Using the data beneath, show every line that includes the word "timestamp".

[START OF Given data]

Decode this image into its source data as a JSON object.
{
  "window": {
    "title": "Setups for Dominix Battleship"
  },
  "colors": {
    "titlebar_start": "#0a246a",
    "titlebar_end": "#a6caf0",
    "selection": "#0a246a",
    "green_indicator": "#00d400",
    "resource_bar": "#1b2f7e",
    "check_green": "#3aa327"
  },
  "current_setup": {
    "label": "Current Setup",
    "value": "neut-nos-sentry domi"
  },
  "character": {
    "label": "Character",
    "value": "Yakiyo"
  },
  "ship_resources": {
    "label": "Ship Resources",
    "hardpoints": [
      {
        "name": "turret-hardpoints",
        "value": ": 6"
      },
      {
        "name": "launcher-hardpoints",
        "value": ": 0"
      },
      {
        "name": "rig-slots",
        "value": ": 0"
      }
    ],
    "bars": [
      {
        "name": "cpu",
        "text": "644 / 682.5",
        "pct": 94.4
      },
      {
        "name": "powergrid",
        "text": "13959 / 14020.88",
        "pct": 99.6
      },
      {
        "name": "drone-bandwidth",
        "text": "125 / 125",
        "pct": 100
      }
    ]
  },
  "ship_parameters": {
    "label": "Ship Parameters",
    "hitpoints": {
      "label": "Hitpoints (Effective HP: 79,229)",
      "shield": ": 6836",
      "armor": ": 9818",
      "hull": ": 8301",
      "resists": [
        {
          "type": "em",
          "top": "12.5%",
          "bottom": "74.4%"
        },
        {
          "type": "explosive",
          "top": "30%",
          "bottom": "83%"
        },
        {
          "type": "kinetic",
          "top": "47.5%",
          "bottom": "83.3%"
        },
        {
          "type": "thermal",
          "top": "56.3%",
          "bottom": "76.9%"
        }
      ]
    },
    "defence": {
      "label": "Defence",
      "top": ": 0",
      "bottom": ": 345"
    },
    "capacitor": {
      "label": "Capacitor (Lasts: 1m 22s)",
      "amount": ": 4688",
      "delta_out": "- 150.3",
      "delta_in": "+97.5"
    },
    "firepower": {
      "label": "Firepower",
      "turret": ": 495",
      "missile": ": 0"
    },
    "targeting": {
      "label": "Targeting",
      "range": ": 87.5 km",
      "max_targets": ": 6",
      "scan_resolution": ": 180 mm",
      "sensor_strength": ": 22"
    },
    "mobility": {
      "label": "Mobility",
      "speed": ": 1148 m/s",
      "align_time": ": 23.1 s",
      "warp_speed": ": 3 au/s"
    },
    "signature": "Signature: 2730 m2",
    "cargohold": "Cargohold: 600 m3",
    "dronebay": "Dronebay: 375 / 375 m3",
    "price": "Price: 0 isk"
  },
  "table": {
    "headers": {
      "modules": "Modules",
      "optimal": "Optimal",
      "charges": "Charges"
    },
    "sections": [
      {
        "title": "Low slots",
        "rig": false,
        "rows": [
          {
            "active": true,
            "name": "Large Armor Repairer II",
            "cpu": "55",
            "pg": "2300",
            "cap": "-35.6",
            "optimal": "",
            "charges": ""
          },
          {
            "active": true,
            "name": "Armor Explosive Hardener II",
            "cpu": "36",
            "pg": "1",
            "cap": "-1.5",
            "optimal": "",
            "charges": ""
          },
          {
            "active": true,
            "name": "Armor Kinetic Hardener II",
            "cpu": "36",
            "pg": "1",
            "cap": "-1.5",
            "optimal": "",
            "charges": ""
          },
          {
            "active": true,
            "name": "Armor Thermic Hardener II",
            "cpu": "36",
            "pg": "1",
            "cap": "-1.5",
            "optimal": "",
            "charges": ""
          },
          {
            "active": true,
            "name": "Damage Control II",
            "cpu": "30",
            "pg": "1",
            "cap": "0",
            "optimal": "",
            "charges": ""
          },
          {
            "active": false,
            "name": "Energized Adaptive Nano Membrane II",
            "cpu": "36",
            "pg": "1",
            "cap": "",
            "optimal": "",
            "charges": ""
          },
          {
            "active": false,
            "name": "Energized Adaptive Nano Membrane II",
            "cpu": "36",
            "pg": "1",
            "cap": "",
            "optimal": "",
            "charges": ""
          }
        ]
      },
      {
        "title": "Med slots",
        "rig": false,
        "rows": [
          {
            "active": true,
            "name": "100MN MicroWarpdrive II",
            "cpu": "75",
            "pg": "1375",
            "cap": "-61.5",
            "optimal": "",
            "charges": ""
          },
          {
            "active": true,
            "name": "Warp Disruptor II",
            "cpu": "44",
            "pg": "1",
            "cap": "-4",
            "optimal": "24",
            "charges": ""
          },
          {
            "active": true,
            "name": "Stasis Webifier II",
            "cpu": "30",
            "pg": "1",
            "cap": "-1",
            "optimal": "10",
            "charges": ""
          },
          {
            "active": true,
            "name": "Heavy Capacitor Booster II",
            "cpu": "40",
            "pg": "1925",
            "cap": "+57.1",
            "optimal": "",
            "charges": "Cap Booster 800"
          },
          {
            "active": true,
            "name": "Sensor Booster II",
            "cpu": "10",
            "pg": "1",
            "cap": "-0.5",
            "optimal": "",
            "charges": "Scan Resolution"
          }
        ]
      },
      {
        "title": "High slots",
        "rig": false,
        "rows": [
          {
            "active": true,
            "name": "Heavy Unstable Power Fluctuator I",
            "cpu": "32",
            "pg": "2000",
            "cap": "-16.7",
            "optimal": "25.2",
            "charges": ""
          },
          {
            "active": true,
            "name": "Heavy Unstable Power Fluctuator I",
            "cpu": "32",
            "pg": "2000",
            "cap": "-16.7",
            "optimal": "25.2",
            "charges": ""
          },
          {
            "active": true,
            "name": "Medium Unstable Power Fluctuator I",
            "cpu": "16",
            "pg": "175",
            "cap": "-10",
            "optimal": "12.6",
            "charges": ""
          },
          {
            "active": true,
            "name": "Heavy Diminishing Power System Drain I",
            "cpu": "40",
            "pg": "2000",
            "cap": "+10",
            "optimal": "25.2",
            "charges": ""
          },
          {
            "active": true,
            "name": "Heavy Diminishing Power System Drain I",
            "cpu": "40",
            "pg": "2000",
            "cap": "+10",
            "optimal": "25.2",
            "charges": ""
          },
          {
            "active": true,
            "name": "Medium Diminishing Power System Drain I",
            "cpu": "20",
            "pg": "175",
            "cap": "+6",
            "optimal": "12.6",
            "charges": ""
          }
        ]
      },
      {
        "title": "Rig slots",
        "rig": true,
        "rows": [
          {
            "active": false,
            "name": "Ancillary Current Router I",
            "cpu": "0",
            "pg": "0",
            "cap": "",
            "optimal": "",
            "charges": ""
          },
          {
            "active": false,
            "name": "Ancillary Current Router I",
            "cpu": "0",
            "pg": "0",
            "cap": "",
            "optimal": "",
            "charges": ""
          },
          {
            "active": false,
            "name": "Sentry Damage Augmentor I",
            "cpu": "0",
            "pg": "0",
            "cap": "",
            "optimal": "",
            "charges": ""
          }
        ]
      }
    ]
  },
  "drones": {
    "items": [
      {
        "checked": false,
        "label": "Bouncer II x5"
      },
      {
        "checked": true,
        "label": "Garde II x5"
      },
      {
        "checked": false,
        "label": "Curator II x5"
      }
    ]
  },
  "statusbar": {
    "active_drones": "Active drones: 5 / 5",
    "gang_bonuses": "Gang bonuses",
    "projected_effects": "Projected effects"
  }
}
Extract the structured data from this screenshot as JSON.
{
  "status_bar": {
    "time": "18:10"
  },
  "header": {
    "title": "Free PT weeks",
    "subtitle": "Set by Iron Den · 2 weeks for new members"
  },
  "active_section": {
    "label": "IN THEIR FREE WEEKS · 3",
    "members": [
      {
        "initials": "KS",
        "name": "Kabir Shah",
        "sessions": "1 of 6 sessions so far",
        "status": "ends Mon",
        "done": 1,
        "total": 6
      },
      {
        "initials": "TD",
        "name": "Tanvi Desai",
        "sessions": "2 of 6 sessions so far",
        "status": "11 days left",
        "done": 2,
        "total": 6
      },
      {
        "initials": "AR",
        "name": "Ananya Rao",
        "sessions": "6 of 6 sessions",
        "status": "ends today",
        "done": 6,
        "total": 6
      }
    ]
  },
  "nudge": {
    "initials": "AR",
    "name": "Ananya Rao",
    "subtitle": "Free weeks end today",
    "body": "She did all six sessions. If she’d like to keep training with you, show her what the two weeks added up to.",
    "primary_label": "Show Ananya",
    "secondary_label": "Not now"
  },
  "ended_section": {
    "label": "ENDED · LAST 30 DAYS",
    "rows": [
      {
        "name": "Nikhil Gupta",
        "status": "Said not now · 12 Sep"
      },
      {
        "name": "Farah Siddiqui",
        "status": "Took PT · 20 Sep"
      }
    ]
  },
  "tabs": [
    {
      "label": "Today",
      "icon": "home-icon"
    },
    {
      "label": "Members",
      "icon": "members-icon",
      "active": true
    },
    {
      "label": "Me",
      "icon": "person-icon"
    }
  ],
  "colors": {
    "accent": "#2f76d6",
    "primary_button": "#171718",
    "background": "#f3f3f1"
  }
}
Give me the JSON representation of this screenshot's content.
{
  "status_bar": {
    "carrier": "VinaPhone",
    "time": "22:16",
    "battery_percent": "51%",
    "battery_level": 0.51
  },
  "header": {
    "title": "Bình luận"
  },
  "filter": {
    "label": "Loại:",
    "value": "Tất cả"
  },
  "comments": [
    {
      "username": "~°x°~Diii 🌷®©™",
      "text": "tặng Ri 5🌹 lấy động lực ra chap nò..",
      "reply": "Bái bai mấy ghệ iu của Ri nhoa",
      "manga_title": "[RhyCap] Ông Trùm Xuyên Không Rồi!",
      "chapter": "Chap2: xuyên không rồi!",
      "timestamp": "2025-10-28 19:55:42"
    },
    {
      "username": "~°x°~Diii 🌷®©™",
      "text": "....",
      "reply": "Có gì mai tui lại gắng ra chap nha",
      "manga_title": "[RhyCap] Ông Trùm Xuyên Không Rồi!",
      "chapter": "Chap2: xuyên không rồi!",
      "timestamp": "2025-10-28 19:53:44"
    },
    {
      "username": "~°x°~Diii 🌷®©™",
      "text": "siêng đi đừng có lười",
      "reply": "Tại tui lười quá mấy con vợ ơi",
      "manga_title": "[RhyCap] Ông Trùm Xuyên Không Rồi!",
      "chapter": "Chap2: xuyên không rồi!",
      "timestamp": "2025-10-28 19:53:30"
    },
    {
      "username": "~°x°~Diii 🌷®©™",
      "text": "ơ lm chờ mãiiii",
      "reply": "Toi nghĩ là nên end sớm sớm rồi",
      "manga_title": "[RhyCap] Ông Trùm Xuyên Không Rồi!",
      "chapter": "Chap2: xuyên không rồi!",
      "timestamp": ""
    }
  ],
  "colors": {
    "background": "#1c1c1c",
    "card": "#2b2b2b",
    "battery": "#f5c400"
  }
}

[END OF Given data]

Output of the exercise
      "timestamp": "2025-10-28 19:55:42"
      "timestamp": "2025-10-28 19:53:44"
      "timestamp": "2025-10-28 19:53:30"
      "timestamp": ""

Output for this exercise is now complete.